» Exercise instructions: Extract, exactly as written, all lines of the material below from the line that includes "Parse this screenshot: output" through its last line.
■ ■ ■ ■ ■
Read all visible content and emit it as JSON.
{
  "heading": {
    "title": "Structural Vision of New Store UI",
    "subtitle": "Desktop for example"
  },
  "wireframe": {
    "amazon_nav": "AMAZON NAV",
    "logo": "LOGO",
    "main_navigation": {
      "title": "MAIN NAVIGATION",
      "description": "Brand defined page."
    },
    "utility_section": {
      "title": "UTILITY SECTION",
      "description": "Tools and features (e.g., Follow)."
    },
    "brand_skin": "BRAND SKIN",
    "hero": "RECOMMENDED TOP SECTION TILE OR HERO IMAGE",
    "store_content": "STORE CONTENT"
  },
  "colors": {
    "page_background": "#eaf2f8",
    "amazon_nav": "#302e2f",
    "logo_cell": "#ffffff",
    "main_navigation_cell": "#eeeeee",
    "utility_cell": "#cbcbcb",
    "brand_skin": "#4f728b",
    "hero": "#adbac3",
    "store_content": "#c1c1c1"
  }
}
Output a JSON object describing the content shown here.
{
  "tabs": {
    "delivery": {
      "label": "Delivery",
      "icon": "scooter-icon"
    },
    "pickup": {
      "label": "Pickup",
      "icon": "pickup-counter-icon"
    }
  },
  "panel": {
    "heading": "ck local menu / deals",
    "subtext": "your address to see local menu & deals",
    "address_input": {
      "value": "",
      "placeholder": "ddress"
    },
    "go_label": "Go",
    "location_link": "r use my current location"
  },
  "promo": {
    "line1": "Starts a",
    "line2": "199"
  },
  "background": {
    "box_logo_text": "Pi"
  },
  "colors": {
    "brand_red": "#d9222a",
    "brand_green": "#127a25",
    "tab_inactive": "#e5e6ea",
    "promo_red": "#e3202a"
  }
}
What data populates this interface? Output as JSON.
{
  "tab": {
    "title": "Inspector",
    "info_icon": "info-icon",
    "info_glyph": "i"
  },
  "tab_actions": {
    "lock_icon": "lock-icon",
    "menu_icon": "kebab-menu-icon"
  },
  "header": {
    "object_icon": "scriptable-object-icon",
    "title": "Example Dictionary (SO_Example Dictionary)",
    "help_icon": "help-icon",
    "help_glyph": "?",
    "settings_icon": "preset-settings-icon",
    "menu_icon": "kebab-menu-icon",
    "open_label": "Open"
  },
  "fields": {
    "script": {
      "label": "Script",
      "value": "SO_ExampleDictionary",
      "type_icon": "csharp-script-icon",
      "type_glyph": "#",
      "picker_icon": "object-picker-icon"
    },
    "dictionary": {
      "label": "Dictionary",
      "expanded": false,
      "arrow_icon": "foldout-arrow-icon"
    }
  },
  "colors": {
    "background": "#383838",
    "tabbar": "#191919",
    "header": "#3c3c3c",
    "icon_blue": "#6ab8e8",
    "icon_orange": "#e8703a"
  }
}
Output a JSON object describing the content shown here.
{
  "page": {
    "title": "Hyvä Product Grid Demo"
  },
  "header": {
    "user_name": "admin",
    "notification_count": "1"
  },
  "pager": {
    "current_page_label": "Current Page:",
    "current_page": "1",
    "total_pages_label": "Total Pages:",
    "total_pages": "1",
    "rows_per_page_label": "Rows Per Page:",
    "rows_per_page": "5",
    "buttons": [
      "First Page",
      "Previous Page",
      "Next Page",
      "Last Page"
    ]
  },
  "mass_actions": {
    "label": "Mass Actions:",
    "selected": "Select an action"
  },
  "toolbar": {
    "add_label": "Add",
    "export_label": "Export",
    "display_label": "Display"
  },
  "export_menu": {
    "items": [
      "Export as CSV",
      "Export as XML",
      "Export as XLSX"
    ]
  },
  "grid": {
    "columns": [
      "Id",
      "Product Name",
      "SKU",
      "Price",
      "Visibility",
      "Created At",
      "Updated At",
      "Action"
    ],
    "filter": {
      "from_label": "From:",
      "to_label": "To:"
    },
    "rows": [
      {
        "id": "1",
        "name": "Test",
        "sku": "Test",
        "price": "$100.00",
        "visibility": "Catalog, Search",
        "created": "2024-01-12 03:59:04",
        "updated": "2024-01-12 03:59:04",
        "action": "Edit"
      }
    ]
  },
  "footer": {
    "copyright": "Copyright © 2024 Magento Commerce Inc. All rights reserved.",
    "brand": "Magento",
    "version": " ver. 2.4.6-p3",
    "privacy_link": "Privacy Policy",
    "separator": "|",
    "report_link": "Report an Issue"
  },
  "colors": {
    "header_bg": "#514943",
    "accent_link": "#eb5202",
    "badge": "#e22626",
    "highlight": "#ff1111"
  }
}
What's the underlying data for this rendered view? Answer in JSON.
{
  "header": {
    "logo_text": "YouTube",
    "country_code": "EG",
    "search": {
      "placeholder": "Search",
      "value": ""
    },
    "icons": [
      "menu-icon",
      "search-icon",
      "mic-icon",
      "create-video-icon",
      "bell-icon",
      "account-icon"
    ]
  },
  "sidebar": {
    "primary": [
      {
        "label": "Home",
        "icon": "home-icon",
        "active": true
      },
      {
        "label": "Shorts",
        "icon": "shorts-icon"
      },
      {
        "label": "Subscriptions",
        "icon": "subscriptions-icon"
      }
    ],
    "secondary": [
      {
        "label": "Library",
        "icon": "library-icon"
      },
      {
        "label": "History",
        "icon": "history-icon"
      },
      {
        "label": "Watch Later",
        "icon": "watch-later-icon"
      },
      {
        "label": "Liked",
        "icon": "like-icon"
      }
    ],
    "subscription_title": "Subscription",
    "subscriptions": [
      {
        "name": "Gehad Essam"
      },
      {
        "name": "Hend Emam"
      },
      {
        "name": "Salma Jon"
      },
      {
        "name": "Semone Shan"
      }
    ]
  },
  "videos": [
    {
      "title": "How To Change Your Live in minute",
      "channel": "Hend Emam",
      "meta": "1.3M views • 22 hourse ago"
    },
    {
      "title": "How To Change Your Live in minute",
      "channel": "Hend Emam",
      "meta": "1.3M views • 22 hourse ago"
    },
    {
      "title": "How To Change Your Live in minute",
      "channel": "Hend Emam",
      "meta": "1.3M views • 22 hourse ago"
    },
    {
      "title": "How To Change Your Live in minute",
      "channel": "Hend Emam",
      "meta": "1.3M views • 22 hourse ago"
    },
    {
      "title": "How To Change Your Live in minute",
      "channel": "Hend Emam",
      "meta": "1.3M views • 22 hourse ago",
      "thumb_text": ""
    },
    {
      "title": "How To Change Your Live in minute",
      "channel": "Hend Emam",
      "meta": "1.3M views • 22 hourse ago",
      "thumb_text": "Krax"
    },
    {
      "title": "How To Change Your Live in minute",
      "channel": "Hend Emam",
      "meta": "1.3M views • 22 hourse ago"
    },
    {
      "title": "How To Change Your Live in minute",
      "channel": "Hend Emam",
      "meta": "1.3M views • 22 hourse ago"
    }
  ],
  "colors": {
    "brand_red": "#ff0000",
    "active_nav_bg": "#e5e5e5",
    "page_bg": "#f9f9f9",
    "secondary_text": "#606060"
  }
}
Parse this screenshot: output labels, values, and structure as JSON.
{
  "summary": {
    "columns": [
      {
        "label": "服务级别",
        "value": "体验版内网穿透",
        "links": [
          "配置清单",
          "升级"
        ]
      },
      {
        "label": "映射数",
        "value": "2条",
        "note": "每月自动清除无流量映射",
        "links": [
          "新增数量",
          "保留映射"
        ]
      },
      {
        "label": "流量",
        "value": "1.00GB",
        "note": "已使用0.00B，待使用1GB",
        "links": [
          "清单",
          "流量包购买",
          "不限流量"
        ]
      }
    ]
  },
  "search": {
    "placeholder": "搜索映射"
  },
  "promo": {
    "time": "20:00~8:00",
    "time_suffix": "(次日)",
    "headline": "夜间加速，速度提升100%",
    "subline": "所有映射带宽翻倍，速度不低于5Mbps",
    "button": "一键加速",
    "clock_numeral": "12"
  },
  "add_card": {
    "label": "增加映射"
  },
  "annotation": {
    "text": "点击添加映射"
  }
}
■ ■ ■ ■ ■
» Complete answer:
Parse this screenshot: output labels, values, and structure as JSON.
{
  "summary": {
    "columns": [
      {
        "label": "服务级别",
        "value": "体验版内网穿透",
        "links": [
          "配置清单",
          "升级"
        ]
      },
      {
        "label": "映射数",
        "value": "2条",
        "note": "每月自动清除无流量映射",
        "links": [
          "新增数量",
          "保留映射"
        ]
      },
      {
        "label": "流量",
        "value": "1.00GB",
        "note": "已使用0.00B，待使用1GB",
        "links": [
          "清单",
          "流量包购买",
          "不限流量"
        ]
      }
    ]
  },
  "search": {
    "placeholder": "搜索映射"
  },
  "promo": {
    "time": "20:00~8:00",
    "time_suffix": "(次日)",
    "headline": "夜间加速，速度提升100%",
    "subline": "所有映射带宽翻倍，速度不低于5Mbps",
    "button": "一键加速",
    "clock_numeral": "12"
  },
  "add_card": {
    "label": "增加映射"
  },
  "annotation": {
    "text": "点击添加映射"
  }
}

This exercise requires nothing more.